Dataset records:
%%
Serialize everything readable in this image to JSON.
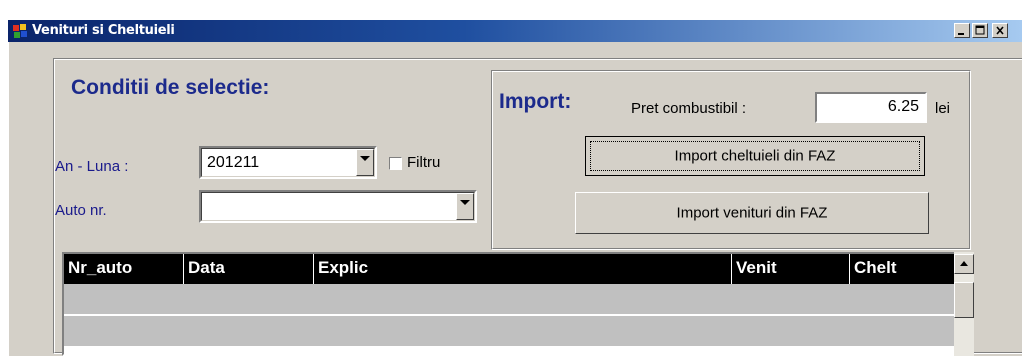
{
  "window": {
    "title": "Venituri si Cheltuieli",
    "controls": [
      "minimize",
      "maximize",
      "close"
    ]
  },
  "selection": {
    "heading": "Conditii de selectie:",
    "an_luna_label": "An - Luna :",
    "an_luna_value": "201211",
    "filter_label": "Filtru",
    "filter_checked": false,
    "auto_label": "Auto nr.",
    "auto_value": ""
  },
  "import": {
    "heading": "Import:",
    "fuel_price_label": "Pret combustibil :",
    "fuel_price_value": "6.25",
    "currency": "lei",
    "btn_expenses": "Import cheltuieli din FAZ",
    "btn_income": "Import venituri din FAZ"
  },
  "grid": {
    "columns": [
      "Nr_auto",
      "Data",
      "Explic",
      "Venit",
      "Chelt"
    ],
    "rows": [
      [
        "",
        "",
        "",
        "",
        ""
      ],
      [
        "",
        "",
        "",
        "",
        ""
      ]
    ]
  }
}
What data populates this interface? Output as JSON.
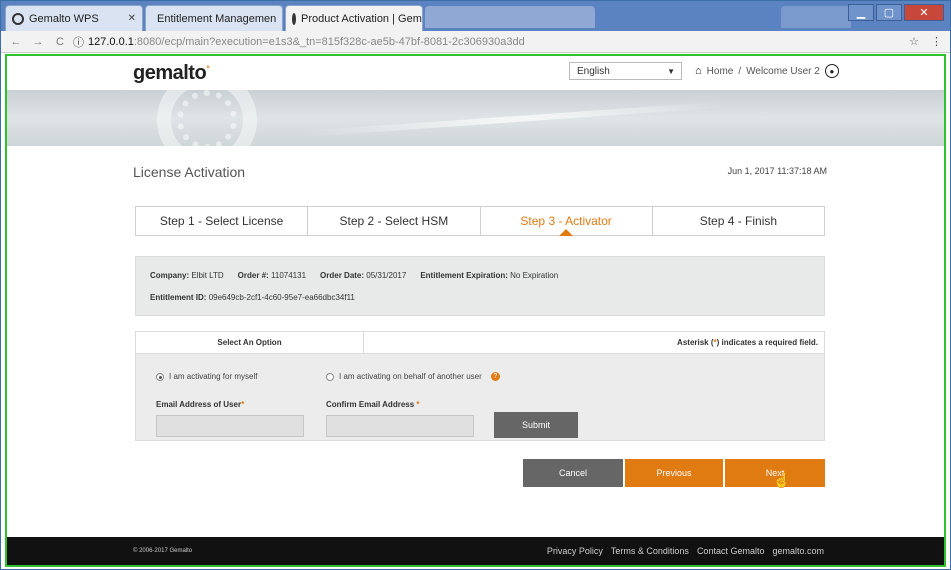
{
  "browser": {
    "tabs": [
      {
        "title": "Gemalto WPS"
      },
      {
        "title": "Entitlement Managemen"
      },
      {
        "title": "Product Activation | Gem"
      }
    ],
    "url_host": "127.0.0.1",
    "url_path": ":8080/ecp/main?execution=e1s3&_tn=815f328c-ae5b-47bf-8081-2c306930a3dd",
    "window_controls": [
      "minimize",
      "maximize",
      "close"
    ]
  },
  "header": {
    "logo": "gemalto",
    "language": "English",
    "home": "Home",
    "separator": "/",
    "welcome": "Welcome User 2"
  },
  "page": {
    "title": "License Activation",
    "datetime": "Jun 1, 2017 11:37:18 AM"
  },
  "steps": [
    {
      "label": "Step 1 - Select License"
    },
    {
      "label": "Step 2 - Select HSM"
    },
    {
      "label": "Step 3 - Activator",
      "active": true
    },
    {
      "label": "Step 4 - Finish"
    }
  ],
  "info": {
    "company_label": "Company:",
    "company": "Elbit LTD",
    "order_label": "Order #:",
    "order": "11074131",
    "order_date_label": "Order Date:",
    "order_date": "05/31/2017",
    "expiration_label": "Entitlement Expiration:",
    "expiration": "No Expiration",
    "entitlement_label": "Entitlement ID:",
    "entitlement_id": "09e649cb-2cf1-4c60-95e7-ea66dbc34f11"
  },
  "options": {
    "header_left": "Select An Option",
    "header_right_prefix": "Asterisk (",
    "header_right_star": "*",
    "header_right_suffix": ") indicates a required field.",
    "radio_self": "I am activating for myself",
    "radio_other": "I am activating on behalf of another user",
    "email_label": "Email Address of User",
    "confirm_label": "Confirm Email Address",
    "required_mark": "*",
    "submit": "Submit"
  },
  "actions": {
    "cancel": "Cancel",
    "previous": "Previous",
    "next": "Next"
  },
  "footer": {
    "copyright": "© 2006-2017 Gemalto",
    "links": [
      "Privacy Policy",
      "Terms & Conditions",
      "Contact Gemalto",
      "gemalto.com"
    ]
  },
  "colors": {
    "accent": "#e07b12",
    "dark_button": "#666666",
    "footer_bg": "#111111",
    "frame_border": "#2ec22e"
  }
}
%%
- [What is needed]:
Repeat the preceding records precisely, and leave every picture out of the copy.

- [The solution]:
Serialize everything readable in this image to JSON.
{
  "window": {
    "title": "Venituri si Cheltuieli",
    "controls": [
      "minimize",
      "maximize",
      "close"
    ]
  },
  "selection": {
    "heading": "Conditii de selectie:",
    "an_luna_label": "An - Luna :",
    "an_luna_value": "201211",
    "filter_label": "Filtru",
    "filter_checked": false,
    "auto_label": "Auto nr.",
    "auto_value": ""
  },
  "import": {
    "heading": "Import:",
    "fuel_price_label": "Pret combustibil :",
    "fuel_price_value": "6.25",
    "currency": "lei",
    "btn_expenses": "Import cheltuieli din FAZ",
    "btn_income": "Import venituri din FAZ"
  },
  "grid": {
    "columns": [
      "Nr_auto",
      "Data",
      "Explic",
      "Venit",
      "Chelt"
    ],
    "rows": [
      [
        "",
        "",
        "",
        "",
        ""
      ],
      [
        "",
        "",
        "",
        "",
        ""
      ]
    ]
  }
}
What data populates this interface? Output as JSON.
{
  "browser": {
    "tabs": [
      {
        "title": "Gemalto WPS"
      },
      {
        "title": "Entitlement Managemen"
      },
      {
        "title": "Product Activation | Gem"
      }
    ],
    "url_host": "127.0.0.1",
    "url_path": ":8080/ecp/main?execution=e1s3&_tn=815f328c-ae5b-47bf-8081-2c306930a3dd",
    "window_controls": [
      "minimize",
      "maximize",
      "close"
    ]
  },
  "header": {
    "logo": "gemalto",
    "language": "English",
    "home": "Home",
    "separator": "/",
    "welcome": "Welcome User 2"
  },
  "page": {
    "title": "License Activation",
    "datetime": "Jun 1, 2017 11:37:18 AM"
  },
  "steps": [
    {
      "label": "Step 1 - Select License"
    },
    {
      "label": "Step 2 - Select HSM"
    },
    {
      "label": "Step 3 - Activator",
      "active": true
    },
    {
      "label": "Step 4 - Finish"
    }
  ],
  "info": {
    "company_label": "Company:",
    "company": "Elbit LTD",
    "order_label": "Order #:",
    "order": "11074131",
    "order_date_label": "Order Date:",
    "order_date": "05/31/2017",
    "expiration_label": "Entitlement Expiration:",
    "expiration": "No Expiration",
    "entitlement_label": "Entitlement ID:",
    "entitlement_id": "09e649cb-2cf1-4c60-95e7-ea66dbc34f11"
  },
  "options": {
    "header_left": "Select An Option",
    "header_right_prefix": "Asterisk (",
    "header_right_star": "*",
    "header_right_suffix": ") indicates a required field.",
    "radio_self": "I am activating for myself",
    "radio_other": "I am activating on behalf of another user",
    "email_label": "Email Address of User",
    "confirm_label": "Confirm Email Address",
    "required_mark": "*",
    "submit": "Submit"
  },
  "actions": {
    "cancel": "Cancel",
    "previous": "Previous",
    "next": "Next"
  },
  "footer": {
    "copyright": "© 2006-2017 Gemalto",
    "links": [
      "Privacy Policy",
      "Terms & Conditions",
      "Contact Gemalto",
      "gemalto.com"
    ]
  },
  "colors": {
    "accent": "#e07b12",
    "dark_button": "#666666",
    "footer_bg": "#111111",
    "frame_border": "#2ec22e"
  }
}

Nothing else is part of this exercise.